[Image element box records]

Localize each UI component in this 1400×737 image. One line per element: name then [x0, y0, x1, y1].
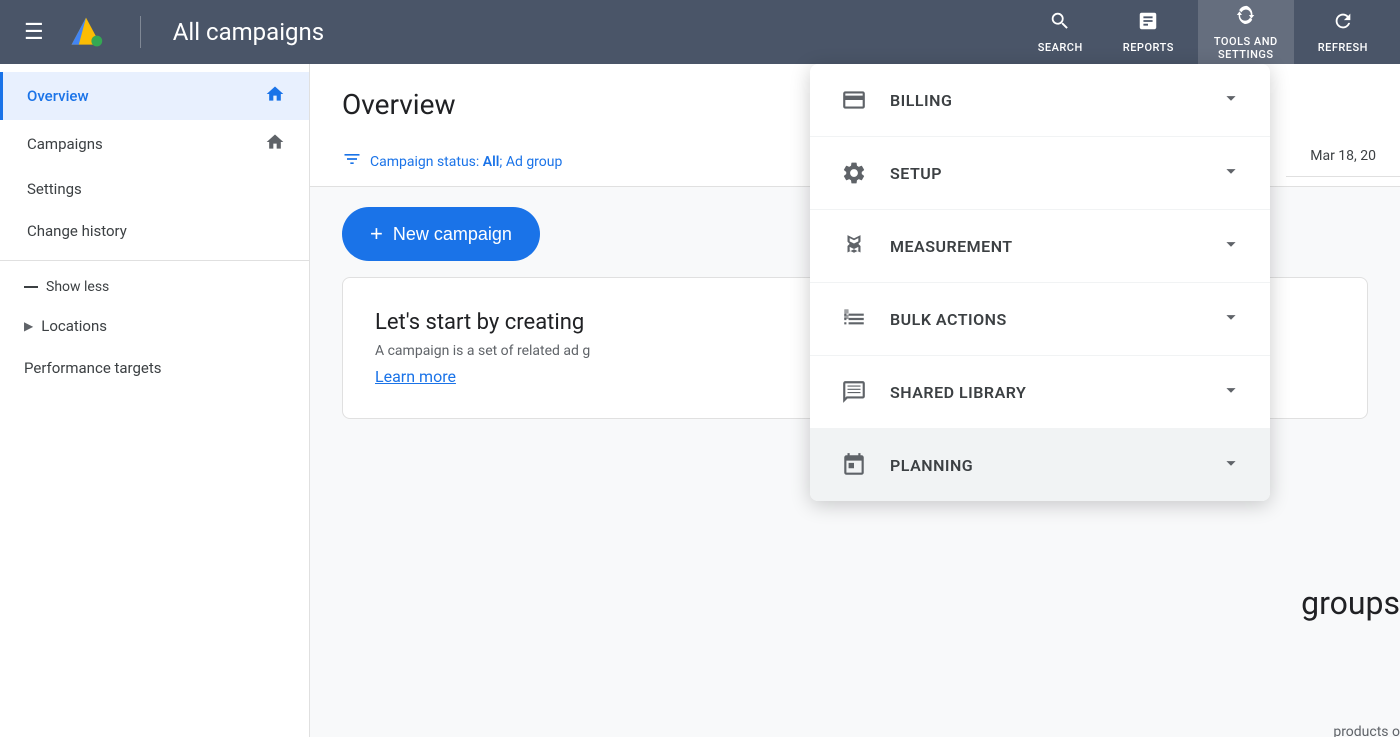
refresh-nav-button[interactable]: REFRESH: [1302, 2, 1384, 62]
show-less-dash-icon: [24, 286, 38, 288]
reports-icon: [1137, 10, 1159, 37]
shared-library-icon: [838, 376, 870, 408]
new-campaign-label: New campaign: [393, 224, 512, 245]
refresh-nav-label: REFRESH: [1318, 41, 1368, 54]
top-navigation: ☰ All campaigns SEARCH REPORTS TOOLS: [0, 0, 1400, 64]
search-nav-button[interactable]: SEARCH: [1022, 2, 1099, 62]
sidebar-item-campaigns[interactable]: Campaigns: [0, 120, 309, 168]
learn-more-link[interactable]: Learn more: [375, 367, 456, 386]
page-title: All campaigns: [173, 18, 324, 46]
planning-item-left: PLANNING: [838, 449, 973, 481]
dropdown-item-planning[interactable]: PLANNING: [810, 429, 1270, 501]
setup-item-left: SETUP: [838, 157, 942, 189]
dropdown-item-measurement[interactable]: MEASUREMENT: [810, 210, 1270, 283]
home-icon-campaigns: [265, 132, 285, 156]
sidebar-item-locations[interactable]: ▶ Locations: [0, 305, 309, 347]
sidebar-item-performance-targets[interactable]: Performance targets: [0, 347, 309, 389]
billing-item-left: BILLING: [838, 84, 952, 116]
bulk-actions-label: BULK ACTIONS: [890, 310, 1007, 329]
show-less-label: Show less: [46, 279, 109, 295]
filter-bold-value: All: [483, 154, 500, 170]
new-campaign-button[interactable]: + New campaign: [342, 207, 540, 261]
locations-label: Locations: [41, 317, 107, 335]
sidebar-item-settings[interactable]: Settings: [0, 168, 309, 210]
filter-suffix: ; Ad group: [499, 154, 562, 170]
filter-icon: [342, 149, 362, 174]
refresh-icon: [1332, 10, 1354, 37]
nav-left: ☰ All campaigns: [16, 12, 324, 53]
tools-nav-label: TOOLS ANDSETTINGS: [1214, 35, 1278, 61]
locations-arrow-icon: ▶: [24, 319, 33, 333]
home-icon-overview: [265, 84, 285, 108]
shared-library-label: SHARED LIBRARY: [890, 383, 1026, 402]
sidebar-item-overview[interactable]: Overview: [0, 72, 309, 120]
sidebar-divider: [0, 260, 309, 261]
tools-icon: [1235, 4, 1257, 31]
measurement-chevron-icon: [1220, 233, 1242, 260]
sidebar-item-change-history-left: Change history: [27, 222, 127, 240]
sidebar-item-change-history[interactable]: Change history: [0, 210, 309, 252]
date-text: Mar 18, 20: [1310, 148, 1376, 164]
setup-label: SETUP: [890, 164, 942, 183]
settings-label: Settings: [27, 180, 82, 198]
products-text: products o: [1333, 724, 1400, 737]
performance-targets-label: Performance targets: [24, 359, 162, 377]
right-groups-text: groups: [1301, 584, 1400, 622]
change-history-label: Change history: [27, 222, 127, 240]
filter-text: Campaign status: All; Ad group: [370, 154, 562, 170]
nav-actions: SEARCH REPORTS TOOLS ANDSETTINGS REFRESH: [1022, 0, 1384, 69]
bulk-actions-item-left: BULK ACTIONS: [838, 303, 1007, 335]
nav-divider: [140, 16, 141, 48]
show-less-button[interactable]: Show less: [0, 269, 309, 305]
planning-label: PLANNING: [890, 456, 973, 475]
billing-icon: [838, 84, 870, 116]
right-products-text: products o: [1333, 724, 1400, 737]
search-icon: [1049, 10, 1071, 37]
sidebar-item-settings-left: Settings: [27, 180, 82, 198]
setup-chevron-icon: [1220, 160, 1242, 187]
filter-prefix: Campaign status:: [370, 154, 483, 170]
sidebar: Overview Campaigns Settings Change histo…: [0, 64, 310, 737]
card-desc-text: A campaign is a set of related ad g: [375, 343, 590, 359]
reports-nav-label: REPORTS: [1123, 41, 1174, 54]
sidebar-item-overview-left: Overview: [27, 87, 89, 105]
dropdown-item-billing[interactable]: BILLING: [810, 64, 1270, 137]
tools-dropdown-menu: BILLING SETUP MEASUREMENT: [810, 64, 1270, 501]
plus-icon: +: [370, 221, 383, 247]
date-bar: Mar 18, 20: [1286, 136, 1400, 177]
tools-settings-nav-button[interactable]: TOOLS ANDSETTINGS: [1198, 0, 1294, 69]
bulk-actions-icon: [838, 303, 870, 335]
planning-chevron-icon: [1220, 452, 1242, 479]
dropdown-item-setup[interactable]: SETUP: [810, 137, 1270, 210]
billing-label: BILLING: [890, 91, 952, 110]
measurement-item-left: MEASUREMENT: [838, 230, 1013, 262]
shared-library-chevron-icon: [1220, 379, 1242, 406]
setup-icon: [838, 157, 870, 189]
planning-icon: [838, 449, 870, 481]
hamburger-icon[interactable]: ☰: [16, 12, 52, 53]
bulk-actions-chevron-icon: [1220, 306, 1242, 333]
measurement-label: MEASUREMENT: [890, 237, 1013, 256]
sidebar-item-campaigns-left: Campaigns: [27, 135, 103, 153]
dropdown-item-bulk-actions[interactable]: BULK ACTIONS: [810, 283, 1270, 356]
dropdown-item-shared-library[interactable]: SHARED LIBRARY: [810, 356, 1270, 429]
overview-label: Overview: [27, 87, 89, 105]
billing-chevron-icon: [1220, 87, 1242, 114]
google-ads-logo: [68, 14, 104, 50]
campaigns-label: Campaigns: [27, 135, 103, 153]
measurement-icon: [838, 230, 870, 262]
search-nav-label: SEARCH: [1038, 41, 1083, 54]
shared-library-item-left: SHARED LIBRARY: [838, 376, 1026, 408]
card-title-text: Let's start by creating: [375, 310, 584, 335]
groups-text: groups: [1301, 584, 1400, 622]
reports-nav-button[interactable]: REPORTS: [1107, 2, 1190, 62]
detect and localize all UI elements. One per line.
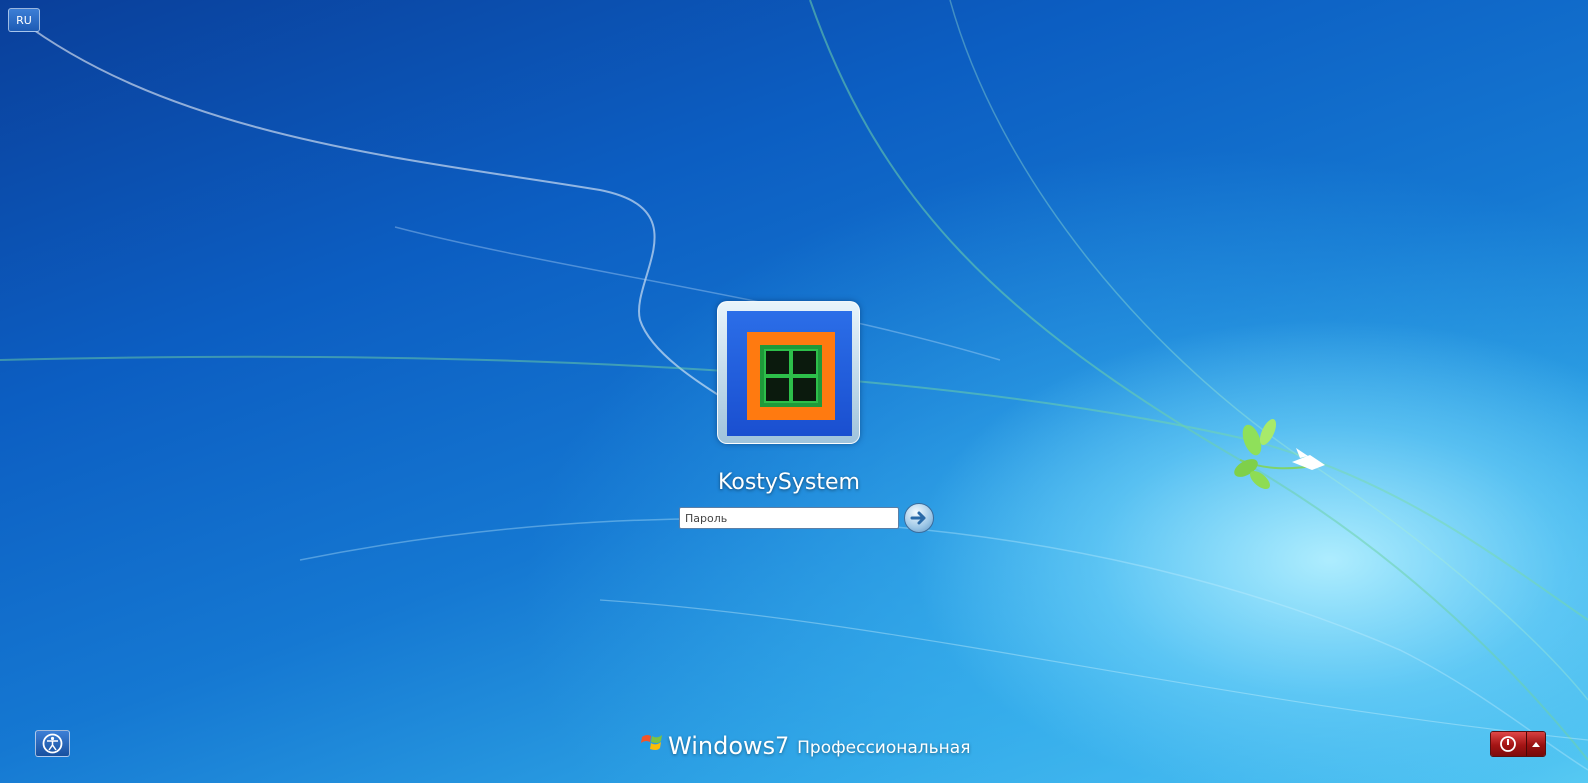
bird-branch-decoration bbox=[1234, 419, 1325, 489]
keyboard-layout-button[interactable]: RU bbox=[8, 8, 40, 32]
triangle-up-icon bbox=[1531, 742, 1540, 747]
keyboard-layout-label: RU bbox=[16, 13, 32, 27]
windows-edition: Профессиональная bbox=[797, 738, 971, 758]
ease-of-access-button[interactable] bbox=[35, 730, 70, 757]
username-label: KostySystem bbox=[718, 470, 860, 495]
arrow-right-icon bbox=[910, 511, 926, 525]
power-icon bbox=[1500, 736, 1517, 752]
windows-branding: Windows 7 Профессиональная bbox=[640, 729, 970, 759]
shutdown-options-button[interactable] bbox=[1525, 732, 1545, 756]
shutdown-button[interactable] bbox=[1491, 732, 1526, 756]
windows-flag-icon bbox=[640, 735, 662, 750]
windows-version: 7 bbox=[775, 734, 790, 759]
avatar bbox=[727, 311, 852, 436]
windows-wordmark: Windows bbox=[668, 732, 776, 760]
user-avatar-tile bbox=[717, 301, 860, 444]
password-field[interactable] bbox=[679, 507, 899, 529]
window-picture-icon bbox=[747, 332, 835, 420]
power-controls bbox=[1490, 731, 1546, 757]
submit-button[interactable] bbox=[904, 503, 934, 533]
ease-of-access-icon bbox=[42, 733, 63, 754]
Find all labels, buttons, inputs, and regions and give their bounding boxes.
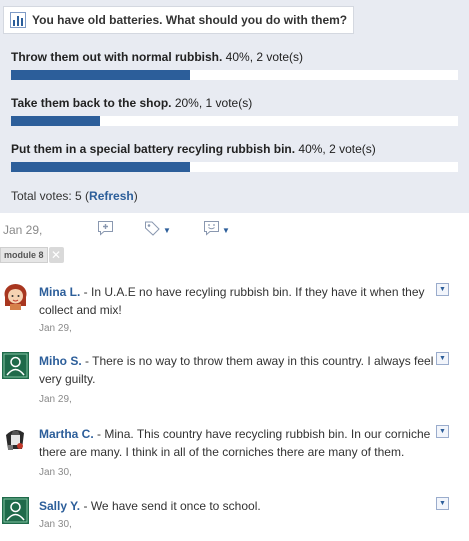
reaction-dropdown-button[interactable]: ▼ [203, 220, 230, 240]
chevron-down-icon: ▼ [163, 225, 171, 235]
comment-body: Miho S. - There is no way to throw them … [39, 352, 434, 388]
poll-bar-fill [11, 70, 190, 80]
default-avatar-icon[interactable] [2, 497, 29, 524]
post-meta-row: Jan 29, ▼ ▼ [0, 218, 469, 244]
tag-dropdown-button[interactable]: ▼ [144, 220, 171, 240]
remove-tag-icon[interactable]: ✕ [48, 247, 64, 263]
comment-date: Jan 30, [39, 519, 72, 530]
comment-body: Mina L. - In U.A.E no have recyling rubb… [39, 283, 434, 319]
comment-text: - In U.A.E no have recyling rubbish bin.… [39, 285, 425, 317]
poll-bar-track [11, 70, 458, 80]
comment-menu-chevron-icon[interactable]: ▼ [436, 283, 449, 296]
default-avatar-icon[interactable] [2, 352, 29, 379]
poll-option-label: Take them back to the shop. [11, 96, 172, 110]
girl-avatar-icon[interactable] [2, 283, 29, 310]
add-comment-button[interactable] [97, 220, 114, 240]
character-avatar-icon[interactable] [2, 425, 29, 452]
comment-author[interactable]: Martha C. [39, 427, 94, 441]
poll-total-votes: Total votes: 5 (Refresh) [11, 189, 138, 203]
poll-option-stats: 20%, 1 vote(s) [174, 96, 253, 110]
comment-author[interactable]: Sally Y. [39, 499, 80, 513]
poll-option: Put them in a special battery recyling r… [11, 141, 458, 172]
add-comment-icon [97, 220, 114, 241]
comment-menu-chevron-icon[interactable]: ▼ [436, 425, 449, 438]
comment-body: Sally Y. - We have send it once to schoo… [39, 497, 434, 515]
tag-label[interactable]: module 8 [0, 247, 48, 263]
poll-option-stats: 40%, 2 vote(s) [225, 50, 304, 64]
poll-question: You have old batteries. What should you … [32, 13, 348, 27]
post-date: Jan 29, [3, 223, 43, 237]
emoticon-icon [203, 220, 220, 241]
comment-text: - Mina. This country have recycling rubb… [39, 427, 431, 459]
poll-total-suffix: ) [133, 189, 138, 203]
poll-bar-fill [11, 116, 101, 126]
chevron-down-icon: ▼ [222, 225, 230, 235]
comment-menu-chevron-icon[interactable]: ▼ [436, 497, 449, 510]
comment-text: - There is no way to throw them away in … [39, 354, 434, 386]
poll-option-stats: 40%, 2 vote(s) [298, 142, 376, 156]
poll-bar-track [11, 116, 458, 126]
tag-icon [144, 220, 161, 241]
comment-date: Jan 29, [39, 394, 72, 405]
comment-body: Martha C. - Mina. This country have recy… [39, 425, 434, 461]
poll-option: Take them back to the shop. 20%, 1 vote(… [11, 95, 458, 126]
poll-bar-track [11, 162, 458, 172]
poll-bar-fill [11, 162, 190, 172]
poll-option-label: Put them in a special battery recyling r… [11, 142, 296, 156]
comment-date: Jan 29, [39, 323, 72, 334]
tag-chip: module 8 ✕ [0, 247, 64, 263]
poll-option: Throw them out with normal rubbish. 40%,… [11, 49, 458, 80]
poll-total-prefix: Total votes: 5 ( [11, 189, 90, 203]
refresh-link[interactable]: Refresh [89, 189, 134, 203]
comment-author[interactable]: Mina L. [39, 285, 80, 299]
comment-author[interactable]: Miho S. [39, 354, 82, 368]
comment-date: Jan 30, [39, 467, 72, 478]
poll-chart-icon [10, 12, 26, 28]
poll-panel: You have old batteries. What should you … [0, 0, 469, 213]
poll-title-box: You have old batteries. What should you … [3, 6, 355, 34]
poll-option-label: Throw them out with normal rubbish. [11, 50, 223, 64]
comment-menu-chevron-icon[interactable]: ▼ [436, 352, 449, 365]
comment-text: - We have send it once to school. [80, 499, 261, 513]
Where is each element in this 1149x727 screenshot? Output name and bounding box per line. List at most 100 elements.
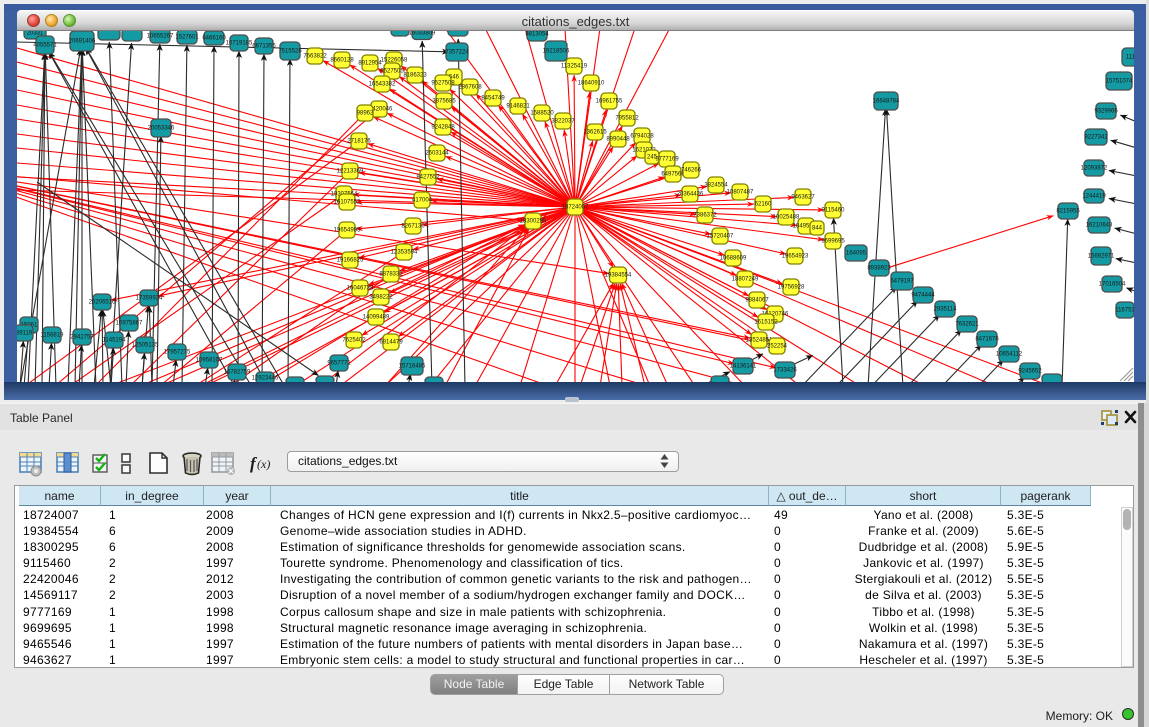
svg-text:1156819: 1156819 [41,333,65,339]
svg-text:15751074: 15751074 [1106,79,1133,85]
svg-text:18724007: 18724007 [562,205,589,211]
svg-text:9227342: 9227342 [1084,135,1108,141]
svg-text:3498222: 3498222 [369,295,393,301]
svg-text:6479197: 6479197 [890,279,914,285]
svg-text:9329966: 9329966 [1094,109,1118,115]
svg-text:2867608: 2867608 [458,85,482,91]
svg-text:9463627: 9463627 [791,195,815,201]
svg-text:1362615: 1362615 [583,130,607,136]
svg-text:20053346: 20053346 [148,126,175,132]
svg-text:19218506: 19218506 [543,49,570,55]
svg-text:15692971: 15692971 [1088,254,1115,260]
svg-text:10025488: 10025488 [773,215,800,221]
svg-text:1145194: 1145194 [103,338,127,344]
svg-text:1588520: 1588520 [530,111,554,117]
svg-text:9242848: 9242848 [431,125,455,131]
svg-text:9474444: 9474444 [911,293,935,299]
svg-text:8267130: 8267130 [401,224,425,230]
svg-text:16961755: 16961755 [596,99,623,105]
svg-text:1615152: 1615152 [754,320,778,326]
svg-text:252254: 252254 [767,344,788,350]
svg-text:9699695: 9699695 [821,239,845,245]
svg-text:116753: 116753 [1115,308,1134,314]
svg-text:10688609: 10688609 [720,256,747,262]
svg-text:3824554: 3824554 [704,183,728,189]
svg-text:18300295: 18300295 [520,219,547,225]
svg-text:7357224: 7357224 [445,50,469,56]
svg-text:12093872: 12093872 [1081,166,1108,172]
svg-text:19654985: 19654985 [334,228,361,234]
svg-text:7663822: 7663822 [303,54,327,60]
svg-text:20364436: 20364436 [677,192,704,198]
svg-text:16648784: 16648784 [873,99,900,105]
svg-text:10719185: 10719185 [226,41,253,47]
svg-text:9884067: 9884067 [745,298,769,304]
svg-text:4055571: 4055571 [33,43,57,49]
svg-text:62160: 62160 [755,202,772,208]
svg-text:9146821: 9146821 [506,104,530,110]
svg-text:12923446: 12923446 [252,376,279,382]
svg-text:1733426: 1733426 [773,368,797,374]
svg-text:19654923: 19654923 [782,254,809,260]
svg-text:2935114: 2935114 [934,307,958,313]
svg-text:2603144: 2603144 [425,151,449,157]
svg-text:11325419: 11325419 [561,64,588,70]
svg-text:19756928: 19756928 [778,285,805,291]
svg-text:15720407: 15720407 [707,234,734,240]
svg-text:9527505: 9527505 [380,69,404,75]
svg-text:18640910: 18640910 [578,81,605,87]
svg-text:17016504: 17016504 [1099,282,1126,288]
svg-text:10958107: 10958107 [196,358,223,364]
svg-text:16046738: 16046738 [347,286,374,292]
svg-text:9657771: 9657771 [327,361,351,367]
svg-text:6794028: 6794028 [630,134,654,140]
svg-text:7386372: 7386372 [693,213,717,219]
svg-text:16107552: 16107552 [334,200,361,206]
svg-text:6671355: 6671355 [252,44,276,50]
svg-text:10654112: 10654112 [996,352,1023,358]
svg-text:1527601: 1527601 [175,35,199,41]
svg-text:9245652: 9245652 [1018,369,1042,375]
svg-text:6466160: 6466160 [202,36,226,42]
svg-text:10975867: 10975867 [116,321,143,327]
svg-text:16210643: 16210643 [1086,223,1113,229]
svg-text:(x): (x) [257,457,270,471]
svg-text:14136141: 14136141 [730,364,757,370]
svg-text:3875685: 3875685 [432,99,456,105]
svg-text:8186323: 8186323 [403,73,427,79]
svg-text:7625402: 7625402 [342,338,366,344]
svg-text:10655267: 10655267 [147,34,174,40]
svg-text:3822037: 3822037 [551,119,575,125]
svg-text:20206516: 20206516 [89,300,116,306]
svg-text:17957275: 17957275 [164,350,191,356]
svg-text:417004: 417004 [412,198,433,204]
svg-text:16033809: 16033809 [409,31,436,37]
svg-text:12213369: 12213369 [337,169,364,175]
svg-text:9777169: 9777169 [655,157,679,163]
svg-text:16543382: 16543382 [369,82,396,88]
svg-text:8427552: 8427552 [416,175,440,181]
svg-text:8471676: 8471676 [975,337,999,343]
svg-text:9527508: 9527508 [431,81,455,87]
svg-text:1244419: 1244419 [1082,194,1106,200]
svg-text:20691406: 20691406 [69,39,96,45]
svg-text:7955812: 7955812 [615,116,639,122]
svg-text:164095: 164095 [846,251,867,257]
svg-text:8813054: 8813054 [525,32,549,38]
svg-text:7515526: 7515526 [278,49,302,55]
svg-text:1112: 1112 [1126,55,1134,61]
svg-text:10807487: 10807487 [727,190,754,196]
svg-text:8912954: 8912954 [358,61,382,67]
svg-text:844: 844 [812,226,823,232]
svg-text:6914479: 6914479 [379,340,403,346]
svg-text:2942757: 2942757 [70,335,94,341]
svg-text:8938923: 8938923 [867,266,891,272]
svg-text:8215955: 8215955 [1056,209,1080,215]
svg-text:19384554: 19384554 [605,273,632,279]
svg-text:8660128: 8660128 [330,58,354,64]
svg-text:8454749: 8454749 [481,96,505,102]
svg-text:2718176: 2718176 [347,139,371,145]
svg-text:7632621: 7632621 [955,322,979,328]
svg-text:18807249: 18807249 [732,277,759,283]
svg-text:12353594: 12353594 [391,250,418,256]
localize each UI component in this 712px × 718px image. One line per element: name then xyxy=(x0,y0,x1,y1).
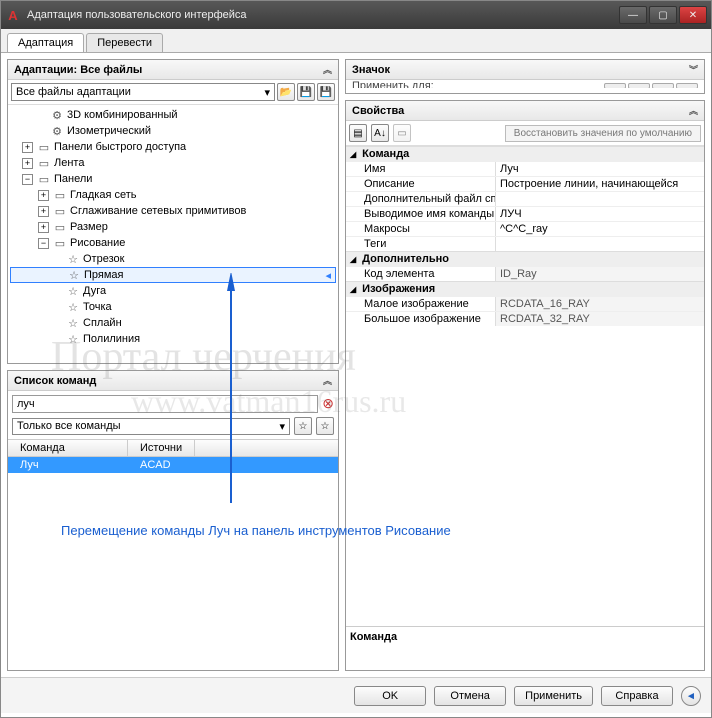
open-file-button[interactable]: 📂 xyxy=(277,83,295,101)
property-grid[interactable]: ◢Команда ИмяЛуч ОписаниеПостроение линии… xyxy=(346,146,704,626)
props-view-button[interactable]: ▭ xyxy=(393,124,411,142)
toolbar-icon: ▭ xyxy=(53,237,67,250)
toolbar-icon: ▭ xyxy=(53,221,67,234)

→ Requirements: Please output the rows exactly as they appear, starting with the line that contains "svg-text:1156819: 1156819 [41,333,65,339]" and ending with the line that contains "svg-text:9884067: 9884067 [745,298,769,304]", including both of those lines.

→ Exercise answer:
svg-text:1156819: 1156819 [41,333,65,339]
svg-text:15751074: 15751074 [1106,79,1133,85]
svg-text:18724007: 18724007 [562,205,589,211]
svg-text:9227342: 9227342 [1084,135,1108,141]
svg-text:3498222: 3498222 [369,295,393,301]
svg-text:6479197: 6479197 [890,279,914,285]
svg-text:9329966: 9329966 [1094,109,1118,115]
svg-text:2867608: 2867608 [458,85,482,91]
svg-text:9463627: 9463627 [791,195,815,201]
svg-text:1362615: 1362615 [583,130,607,136]
svg-text:20053346: 20053346 [148,126,175,132]
svg-text:19218506: 19218506 [543,49,570,55]
svg-text:15692971: 15692971 [1088,254,1115,260]
svg-text:10025488: 10025488 [773,215,800,221]
svg-text:1145194: 1145194 [103,338,127,344]
svg-text:1588520: 1588520 [530,111,554,117]
svg-text:9242848: 9242848 [431,125,455,131]
svg-text:9474444: 9474444 [911,293,935,299]
svg-text:8267130: 8267130 [401,224,425,230]
svg-text:16961755: 16961755 [596,99,623,105]
svg-text:1615152: 1615152 [754,320,778,326]
svg-text:252254: 252254 [767,344,788,350]
svg-text:9699695: 9699695 [821,239,845,245]
svg-text:116753: 116753 [1115,308,1134,314]
svg-text:10688609: 10688609 [720,256,747,262]
svg-text:3824554: 3824554 [704,183,728,189]
svg-text:18300295: 18300295 [520,219,547,225]
svg-text:7357224: 7357224 [445,50,469,56]
svg-text:12093872: 12093872 [1081,166,1108,172]
svg-text:19654985: 19654985 [334,228,361,234]
svg-text:7663822: 7663822 [303,54,327,60]
svg-text:20364436: 20364436 [677,192,704,198]
svg-text:16648784: 16648784 [873,99,900,105]
svg-text:10719185: 10719185 [226,41,253,47]
svg-text:9884067: 9884067 [745,298,769,304]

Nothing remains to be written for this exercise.